## [Objective]
In the entries below, find every line with "this" and copy it.

+===+

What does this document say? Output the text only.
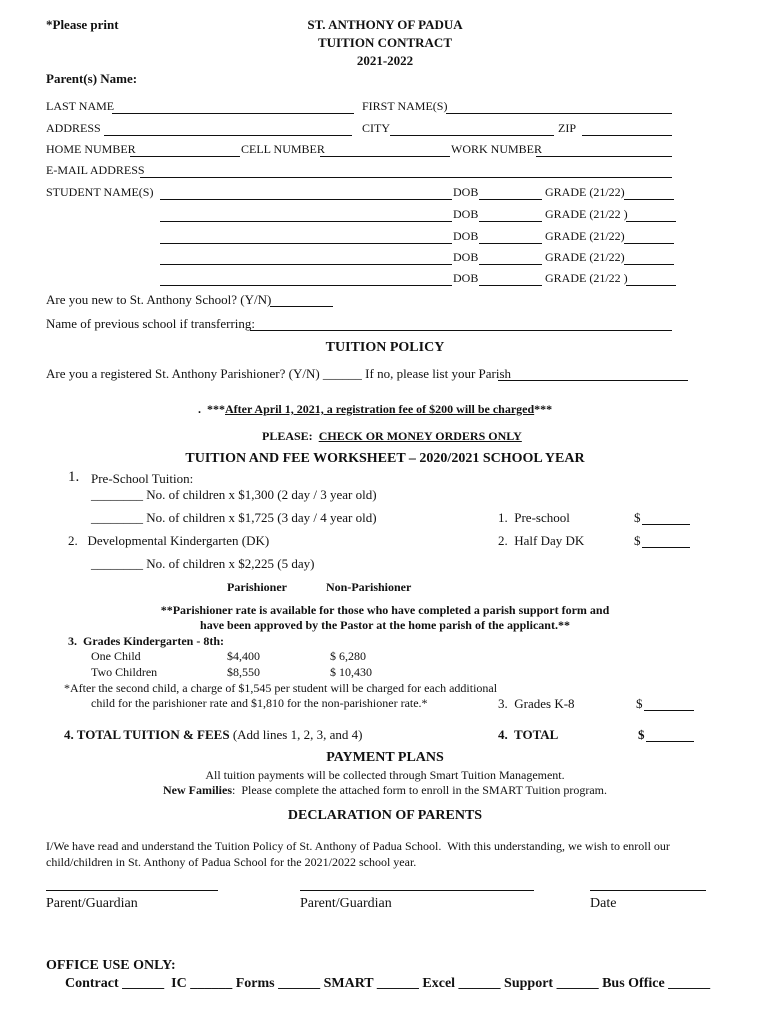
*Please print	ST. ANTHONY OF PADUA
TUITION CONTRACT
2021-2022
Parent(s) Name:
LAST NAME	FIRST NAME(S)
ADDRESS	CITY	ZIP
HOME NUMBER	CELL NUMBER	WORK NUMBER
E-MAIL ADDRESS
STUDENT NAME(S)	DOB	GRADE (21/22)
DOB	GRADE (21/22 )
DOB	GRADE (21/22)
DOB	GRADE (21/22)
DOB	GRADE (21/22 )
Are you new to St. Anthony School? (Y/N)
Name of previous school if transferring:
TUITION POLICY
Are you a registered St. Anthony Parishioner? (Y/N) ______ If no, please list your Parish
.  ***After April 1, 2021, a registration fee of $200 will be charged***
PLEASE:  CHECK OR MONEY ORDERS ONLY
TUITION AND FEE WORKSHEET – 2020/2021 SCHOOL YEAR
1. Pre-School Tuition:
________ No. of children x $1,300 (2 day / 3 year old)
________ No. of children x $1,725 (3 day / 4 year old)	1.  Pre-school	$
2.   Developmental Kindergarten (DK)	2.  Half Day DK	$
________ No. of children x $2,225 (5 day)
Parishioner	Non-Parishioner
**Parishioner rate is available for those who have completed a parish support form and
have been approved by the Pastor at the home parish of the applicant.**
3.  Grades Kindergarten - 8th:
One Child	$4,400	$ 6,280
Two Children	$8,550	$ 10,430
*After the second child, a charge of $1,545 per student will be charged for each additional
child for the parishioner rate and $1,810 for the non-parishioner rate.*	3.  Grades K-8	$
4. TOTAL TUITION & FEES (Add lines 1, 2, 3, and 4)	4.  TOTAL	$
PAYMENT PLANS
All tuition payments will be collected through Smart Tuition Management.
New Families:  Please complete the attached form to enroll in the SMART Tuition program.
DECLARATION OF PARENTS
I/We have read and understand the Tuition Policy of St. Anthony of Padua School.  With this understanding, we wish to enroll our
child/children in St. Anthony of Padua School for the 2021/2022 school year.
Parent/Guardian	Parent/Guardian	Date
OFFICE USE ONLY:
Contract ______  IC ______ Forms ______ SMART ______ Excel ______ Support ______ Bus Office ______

+===+

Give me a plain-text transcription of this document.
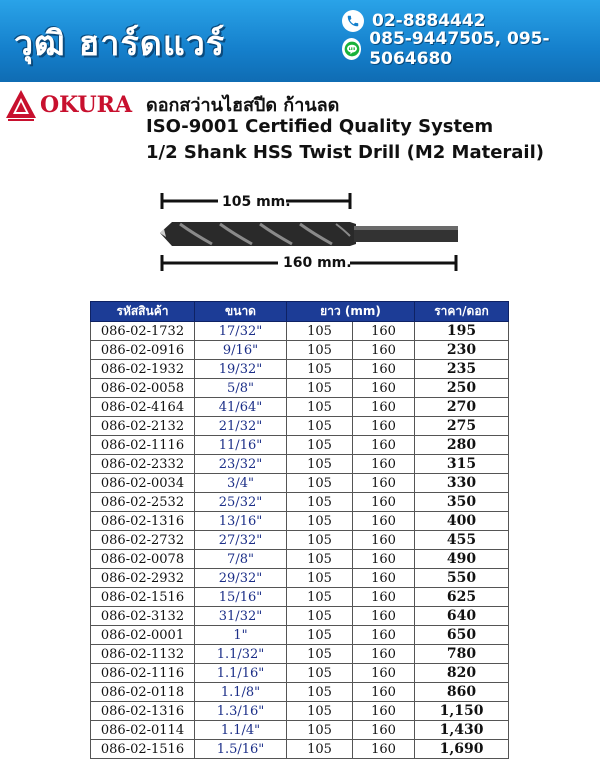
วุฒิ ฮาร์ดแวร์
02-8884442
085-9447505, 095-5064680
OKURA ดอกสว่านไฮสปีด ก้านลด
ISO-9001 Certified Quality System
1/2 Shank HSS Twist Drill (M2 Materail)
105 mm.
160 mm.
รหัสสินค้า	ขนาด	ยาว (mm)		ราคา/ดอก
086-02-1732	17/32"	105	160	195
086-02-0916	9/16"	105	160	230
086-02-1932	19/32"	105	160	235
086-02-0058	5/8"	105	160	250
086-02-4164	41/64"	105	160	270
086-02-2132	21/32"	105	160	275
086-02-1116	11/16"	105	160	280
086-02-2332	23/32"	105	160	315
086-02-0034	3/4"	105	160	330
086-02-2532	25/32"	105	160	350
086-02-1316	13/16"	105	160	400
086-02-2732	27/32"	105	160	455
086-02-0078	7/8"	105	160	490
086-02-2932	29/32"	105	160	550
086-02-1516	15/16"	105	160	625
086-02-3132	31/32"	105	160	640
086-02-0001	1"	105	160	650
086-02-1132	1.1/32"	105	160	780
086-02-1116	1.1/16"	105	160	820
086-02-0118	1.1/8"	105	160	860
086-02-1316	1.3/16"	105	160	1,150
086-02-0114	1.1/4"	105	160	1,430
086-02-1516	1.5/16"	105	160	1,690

+===+

## [Written answer]
What does this document say? Output the text only.
I/We have read and understand the Tuition Policy of St. Anthony of Padua School.  With this understanding, we wish to enroll our
Give me a plain-text transcription of this document.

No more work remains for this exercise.